Given problem: Substitute "legend-entry" for every "legend-label" in the items from their start through the line containing "bar-value-label: 0,80 [194,225,218,239]", and reproduce those lines with nothing else changed.

Collected data
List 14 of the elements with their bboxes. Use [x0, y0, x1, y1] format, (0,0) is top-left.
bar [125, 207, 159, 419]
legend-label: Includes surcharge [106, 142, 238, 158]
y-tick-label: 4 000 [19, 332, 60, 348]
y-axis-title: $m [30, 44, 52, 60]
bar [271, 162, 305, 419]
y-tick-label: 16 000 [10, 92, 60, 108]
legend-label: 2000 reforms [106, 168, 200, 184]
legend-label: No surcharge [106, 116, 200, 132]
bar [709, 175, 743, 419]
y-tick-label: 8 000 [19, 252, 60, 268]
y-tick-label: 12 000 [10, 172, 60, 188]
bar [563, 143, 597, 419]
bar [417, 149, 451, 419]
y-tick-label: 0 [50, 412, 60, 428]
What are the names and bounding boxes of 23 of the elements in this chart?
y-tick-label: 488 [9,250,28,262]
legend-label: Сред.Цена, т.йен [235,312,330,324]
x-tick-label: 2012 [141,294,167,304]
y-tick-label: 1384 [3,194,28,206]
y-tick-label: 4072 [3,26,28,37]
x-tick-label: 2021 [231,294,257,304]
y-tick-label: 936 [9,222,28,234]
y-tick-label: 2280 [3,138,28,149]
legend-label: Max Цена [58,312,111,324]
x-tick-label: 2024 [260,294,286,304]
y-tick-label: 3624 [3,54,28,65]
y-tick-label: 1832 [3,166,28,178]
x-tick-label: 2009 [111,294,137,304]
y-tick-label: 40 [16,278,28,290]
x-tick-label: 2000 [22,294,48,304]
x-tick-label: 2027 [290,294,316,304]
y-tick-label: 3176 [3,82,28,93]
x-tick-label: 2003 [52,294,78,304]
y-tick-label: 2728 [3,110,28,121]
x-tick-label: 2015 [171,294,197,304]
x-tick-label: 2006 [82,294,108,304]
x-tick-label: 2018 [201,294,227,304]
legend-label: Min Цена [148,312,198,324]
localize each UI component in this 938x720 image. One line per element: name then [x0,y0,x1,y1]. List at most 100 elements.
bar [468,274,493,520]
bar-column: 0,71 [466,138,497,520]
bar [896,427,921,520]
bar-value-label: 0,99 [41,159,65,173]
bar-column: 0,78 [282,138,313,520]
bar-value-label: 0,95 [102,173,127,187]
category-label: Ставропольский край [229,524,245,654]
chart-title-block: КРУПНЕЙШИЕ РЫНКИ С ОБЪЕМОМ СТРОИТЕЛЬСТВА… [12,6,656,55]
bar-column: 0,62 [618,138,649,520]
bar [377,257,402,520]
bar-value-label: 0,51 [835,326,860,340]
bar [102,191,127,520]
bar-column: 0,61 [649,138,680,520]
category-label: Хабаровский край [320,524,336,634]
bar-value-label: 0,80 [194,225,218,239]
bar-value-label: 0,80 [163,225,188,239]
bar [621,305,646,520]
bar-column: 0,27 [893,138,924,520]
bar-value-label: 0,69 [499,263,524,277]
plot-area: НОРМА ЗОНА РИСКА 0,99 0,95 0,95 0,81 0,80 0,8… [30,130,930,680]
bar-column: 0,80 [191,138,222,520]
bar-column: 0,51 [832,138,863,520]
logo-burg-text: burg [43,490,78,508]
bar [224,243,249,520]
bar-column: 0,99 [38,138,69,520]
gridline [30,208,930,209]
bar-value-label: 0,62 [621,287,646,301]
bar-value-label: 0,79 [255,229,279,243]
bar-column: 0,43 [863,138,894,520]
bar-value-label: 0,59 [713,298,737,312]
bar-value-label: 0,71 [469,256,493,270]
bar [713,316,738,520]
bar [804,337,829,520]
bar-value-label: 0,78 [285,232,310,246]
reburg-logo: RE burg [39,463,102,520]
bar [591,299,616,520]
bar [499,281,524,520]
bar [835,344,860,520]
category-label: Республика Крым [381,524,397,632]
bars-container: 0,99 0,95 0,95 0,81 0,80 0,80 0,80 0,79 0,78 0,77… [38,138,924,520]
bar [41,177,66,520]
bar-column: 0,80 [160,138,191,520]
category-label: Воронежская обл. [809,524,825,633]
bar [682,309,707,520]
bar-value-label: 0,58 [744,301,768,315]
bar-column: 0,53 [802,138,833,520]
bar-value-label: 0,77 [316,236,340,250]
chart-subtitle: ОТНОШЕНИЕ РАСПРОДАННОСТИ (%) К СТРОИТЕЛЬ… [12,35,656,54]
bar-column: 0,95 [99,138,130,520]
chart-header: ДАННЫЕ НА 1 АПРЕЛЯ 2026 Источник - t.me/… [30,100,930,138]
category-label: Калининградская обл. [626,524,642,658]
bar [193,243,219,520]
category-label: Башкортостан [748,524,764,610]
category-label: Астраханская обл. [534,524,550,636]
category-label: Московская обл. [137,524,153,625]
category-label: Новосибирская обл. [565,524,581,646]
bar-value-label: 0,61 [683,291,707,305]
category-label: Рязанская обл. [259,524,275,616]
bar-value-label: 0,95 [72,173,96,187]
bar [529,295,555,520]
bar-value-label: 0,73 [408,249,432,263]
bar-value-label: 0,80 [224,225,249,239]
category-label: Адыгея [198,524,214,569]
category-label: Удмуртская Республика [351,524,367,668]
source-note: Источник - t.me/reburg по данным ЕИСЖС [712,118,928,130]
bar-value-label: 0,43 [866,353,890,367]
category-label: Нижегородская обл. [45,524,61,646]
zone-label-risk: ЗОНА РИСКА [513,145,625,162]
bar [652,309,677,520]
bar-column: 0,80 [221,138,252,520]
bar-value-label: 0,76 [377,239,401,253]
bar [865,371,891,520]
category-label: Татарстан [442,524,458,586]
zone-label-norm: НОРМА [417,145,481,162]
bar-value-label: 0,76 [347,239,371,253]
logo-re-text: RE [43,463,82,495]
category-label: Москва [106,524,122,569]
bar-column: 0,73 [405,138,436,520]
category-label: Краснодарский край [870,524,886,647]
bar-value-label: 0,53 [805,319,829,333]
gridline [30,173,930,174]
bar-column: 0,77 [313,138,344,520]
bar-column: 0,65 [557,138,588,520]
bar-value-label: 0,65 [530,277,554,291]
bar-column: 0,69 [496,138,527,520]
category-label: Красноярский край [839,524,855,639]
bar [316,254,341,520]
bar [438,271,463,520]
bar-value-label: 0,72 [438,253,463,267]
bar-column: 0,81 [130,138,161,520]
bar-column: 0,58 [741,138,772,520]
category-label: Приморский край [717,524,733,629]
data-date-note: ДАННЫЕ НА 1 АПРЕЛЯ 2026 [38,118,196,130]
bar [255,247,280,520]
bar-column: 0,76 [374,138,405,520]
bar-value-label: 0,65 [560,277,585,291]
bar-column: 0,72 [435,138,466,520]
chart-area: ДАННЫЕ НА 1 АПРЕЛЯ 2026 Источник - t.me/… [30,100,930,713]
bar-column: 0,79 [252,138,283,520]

Result:
List 14 of the elements with their bboxes. Use [x0, y0, x1, y1] format, (0,0) is top-left.
bar [125, 207, 159, 419]
legend-entry: Includes surcharge [106, 142, 238, 158]
y-tick-label: 4 000 [19, 332, 60, 348]
y-axis-title: $m [30, 44, 52, 60]
bar [271, 162, 305, 419]
y-tick-label: 16 000 [10, 92, 60, 108]
legend-entry: 2000 reforms [106, 168, 200, 184]
legend-entry: No surcharge [106, 116, 200, 132]
bar [709, 175, 743, 419]
y-tick-label: 8 000 [19, 252, 60, 268]
y-tick-label: 12 000 [10, 172, 60, 188]
bar [563, 143, 597, 419]
bar [417, 149, 451, 419]
y-tick-label: 0 [50, 412, 60, 428]
What are the names and bounding boxes of 23 of the elements in this chart?
y-tick-label: 488 [9,250,28,262]
legend-entry: Сред.Цена, т.йен [235,312,330,324]
x-tick-label: 2012 [141,294,167,304]
y-tick-label: 1384 [3,194,28,206]
y-tick-label: 4072 [3,26,28,37]
x-tick-label: 2021 [231,294,257,304]
y-tick-label: 936 [9,222,28,234]
y-tick-label: 2280 [3,138,28,149]
legend-entry: Max Цена [58,312,111,324]
x-tick-label: 2024 [260,294,286,304]
y-tick-label: 3624 [3,54,28,65]
y-tick-label: 1832 [3,166,28,178]
x-tick-label: 2009 [111,294,137,304]
y-tick-label: 40 [16,278,28,290]
x-tick-label: 2000 [22,294,48,304]
x-tick-label: 2027 [290,294,316,304]
y-tick-label: 3176 [3,82,28,93]
x-tick-label: 2003 [52,294,78,304]
y-tick-label: 2728 [3,110,28,121]
x-tick-label: 2015 [171,294,197,304]
x-tick-label: 2006 [82,294,108,304]
x-tick-label: 2018 [201,294,227,304]
legend-entry: Min Цена [148,312,198,324]
localize each UI component in this 938x720 image. One line per element: name then [x0,y0,x1,y1]. List at most 100 elements.
bar [468,274,493,520]
bar-column: 0,71 [466,138,497,520]
bar [896,427,921,520]
bar-value-label: 0,99 [41,159,65,173]
bar-column: 0,78 [282,138,313,520]
bar-value-label: 0,95 [102,173,127,187]
category-label: Ставропольский край [229,524,245,654]
chart-title-block: КРУПНЕЙШИЕ РЫНКИ С ОБЪЕМОМ СТРОИТЕЛЬСТВА… [12,6,656,55]
bar-column: 0,62 [618,138,649,520]
bar [377,257,402,520]
bar-value-label: 0,51 [835,326,860,340]
bar [102,191,127,520]
bar-column: 0,61 [649,138,680,520]
category-label: Хабаровский край [320,524,336,634]
bar-value-label: 0,80 [194,225,218,239]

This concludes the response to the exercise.